• DOCUMENT SEGMENT:
◇ ◇ ◇

The Journal of San Diego History
SAN DIEGO HISTORICAL SOCIETY QUARTERLY
Spring/Summer 2000, Volume 46, Numbers 2 & 3
Gregg Hennessey, Editor

Video Reviews

The Impossible Railroad. Video.

Marianne Gerdes, Producer. San Diego: KPBS Television, 1999. 56:46 min. $24.95.

Reviewed by Theodore Kornweibel, Jr, who teaches African American history at San Diego State University and is writing a book on African Americans and railroads.

The most important chapter in San Diego’s railroad history — the story of the ill-fated San Diego & Arizona “desert line” to El Centro — receives fine visual treatment in The Impossible Railroad, a production of KPBS Television. Alternating historic black-and-white photographs and movie footage with scenes from the line today, it reveals John D. Spreckels” dogged determination to complete a 140 mile railroad through terrain often totally unsuited for that mode of transportation. It proved to be his one significant business failure.

The Impossible Railroad was made by a talented wife-husband team, producer/writer Marianne Gerdes and director of photography Michael Gerdes, with invaluable cooperation from the San Diego Railroad Museum, which operates excursion trains over portions of the SD&A. Michael Gerdes’ splendid shots of the museum’s vintage steam locomotive and passenger train in a variety of locales west and east of Campo show how scenic San Diego’s back country really is, and the footage of the 1,000-foot-deep Carriso Gorge only makes one want to experience it first hand. Mary Ann Gerdes has researched the railroad, Spreckels, and early San Diego history well to piece together the story of civic longing for a rail link to the east and the man who would make that dream a reality. Her narrative is enhanced by the insights of several experts, especially retired San Diego State University history professor Raymond Starr, author of San Diego: A Pictorial History (1986), and Bruce Semelsberger, a member of the San Diego Railroad Museum’s library staff and a fine amateur historian.

◇ ◇ ◇

• TASKS TO PERFORM:
(1) Decide whether each statement agrees with the review of The Impossible Railroad. Answer yes or no and quote the deciding words of the review: (a) the video is a KPBS Television production; (b) the review calls the desert line Spreckels' greatest business success; (c) Raymond Starr is a member of the San Diego Railroad Museum's library staff.
(2) Transcribe the part of the review starting with "The Impossible Railroad." and going on through "significant business failure.".

• RECORDS PROVIDED:
◇ ◇ ◇

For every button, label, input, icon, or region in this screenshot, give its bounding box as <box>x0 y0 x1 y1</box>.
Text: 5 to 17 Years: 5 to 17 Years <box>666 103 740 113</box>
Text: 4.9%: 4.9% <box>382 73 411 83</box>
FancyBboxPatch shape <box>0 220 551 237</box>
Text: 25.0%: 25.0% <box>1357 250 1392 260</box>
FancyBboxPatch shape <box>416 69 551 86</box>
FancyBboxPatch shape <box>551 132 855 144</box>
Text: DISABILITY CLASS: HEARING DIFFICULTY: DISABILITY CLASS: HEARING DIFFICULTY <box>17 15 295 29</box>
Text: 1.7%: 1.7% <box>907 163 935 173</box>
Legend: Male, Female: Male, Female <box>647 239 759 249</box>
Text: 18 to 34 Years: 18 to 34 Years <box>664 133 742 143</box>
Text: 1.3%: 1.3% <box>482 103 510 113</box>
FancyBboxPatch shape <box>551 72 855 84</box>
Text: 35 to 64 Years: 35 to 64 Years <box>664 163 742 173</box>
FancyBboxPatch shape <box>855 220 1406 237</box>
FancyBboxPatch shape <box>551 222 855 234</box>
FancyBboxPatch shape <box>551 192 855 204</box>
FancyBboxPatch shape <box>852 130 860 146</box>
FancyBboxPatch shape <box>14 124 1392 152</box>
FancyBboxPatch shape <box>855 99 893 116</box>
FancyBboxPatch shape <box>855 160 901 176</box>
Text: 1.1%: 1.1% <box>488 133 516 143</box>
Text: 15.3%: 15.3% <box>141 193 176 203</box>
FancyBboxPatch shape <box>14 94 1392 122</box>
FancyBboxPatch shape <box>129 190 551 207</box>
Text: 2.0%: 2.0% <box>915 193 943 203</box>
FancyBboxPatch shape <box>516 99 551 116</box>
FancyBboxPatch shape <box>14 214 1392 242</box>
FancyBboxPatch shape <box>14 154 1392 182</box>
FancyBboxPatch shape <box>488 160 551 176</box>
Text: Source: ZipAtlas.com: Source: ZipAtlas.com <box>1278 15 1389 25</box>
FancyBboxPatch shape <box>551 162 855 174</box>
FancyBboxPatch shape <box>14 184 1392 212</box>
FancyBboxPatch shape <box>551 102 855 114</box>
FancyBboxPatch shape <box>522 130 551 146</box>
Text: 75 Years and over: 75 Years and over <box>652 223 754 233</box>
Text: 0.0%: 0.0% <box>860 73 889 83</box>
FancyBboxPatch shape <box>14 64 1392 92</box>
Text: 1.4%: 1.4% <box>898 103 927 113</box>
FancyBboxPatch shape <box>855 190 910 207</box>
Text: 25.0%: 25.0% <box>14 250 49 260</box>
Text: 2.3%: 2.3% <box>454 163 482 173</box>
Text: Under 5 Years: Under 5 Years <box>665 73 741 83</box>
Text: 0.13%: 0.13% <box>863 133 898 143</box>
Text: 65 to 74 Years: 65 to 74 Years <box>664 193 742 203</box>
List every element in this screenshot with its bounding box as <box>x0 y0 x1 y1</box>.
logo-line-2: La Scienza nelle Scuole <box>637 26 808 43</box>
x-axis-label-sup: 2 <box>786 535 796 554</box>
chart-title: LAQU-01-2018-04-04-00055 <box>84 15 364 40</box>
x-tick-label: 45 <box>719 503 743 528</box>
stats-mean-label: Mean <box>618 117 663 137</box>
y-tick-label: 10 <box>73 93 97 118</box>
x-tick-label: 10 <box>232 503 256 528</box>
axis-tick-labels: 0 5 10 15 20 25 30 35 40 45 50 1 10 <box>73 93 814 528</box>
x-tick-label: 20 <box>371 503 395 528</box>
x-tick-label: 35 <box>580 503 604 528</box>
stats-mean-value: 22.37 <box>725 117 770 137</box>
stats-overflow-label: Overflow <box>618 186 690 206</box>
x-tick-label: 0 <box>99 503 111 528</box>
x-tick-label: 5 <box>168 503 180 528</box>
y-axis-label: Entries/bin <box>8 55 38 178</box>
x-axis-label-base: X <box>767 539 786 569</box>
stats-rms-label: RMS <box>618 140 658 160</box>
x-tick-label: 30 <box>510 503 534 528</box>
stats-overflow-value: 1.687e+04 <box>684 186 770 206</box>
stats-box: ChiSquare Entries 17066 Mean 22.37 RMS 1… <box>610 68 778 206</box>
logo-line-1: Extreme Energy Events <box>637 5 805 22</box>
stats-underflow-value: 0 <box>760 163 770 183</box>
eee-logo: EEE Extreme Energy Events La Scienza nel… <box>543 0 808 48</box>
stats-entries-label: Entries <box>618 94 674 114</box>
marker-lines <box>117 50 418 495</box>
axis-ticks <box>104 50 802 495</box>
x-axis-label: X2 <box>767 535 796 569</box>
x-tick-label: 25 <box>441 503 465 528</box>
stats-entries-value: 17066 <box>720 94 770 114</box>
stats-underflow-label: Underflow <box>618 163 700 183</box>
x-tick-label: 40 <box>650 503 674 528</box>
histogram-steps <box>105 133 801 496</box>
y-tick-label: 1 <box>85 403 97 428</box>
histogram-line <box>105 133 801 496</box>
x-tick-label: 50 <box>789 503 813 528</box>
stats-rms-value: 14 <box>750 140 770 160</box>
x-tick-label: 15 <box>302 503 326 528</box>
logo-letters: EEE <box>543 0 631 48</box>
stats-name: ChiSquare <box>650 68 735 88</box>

◇ ◇ ◇

• WRITTEN ANSWERS:
(1)
(a) Yes: "a production of KPBS Television"
(b) No: "It proved to be his one significant business failure."
(c) No: "retired San Diego State University history professor Raymond Starr"

(2)
The Impossible Railroad. Video.

Marianne Gerdes, Producer. San Diego: KPBS Television, 1999. 56:46 min. $24.95.

Reviewed by Theodore Kornweibel, Jr, who teaches African American history at San Diego State University and is writing a book on African Americans and railroads.

The most important chapter in San Diego’s railroad history — the story of the ill-fated San Diego & Arizona “desert line” to El Centro — receives fine visual treatment in The Impossible Railroad, a production of KPBS Television. Alternating historic black-and-white photographs and movie footage with scenes from the line today, it reveals John D. Spreckels” dogged determination to complete a 140 mile railroad through terrain often totally unsuited for that mode of transportation. It proved to be his one significant business failure.